Copy nothing but the text: reproduce each line of the listing exactly and leave the pictures out.
———
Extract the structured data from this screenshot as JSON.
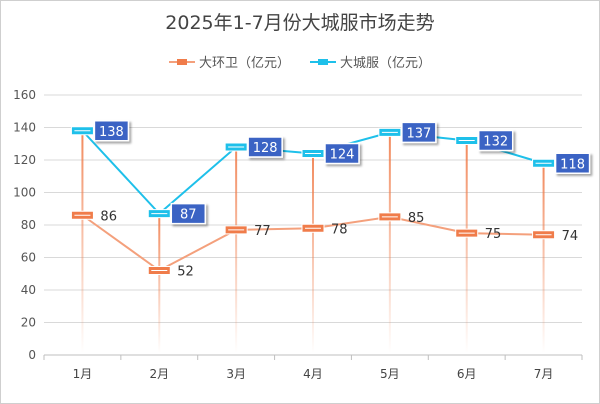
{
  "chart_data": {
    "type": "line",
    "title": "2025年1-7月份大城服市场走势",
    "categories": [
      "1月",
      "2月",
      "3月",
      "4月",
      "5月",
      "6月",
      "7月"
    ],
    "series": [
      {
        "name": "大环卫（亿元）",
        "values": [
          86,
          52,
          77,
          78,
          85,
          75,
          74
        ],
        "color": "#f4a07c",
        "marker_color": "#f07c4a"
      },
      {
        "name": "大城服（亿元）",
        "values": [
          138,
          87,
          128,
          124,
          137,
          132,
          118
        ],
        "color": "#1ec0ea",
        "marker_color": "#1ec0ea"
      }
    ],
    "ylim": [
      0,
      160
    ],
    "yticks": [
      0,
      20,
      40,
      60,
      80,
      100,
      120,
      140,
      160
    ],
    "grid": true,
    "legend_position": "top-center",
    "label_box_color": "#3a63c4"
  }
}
———
## EXERCISE SOLUTION:
Extract the structured data from this screenshot as JSON.
{
  "chart_data": {
    "type": "line",
    "title": "2025年1-7月份大城服市场走势",
    "categories": [
      "1月",
      "2月",
      "3月",
      "4月",
      "5月",
      "6月",
      "7月"
    ],
    "series": [
      {
        "name": "大环卫（亿元）",
        "values": [
          86,
          52,
          77,
          78,
          85,
          75,
          74
        ],
        "color": "#f4a07c",
        "marker_color": "#f07c4a"
      },
      {
        "name": "大城服（亿元）",
        "values": [
          138,
          87,
          128,
          124,
          137,
          132,
          118
        ],
        "color": "#1ec0ea",
        "marker_color": "#1ec0ea"
      }
    ],
    "ylim": [
      0,
      160
    ],
    "yticks": [
      0,
      20,
      40,
      60,
      80,
      100,
      120,
      140,
      160
    ],
    "grid": true,
    "legend_position": "top-center",
    "label_box_color": "#3a63c4"
  }
}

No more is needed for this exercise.